### DATASET ENTRIES
★ ★ ★ ★

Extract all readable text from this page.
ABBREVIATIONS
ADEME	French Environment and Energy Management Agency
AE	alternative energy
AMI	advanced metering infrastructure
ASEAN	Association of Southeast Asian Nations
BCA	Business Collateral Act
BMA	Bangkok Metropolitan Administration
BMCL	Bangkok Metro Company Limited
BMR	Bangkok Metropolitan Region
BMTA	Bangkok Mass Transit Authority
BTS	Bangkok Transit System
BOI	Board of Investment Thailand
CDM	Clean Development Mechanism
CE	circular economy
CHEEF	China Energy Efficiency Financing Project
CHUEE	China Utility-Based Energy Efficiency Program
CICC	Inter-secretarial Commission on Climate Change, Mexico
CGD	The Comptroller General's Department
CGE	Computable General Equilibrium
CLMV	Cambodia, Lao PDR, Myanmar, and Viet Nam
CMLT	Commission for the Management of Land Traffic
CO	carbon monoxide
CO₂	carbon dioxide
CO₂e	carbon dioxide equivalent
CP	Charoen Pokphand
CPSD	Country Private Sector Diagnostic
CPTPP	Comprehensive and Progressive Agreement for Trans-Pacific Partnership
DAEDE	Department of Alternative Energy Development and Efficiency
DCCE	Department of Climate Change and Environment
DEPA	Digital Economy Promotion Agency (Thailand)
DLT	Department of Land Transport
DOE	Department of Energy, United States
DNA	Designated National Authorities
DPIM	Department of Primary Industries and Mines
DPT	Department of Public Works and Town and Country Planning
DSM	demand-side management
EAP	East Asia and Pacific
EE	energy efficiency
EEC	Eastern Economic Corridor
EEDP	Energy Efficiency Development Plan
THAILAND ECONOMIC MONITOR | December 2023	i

★ ★ ★ ★

### DIRECTION
Copy every line above that includes the string "Bangkok".

### SOLUTION FOR THIS PROBLEM
BMA	Bangkok Metropolitan Administration
BMCL	Bangkok Metro Company Limited
BMR	Bangkok Metropolitan Region
BMTA	Bangkok Mass Transit Authority
BTS	Bangkok Transit System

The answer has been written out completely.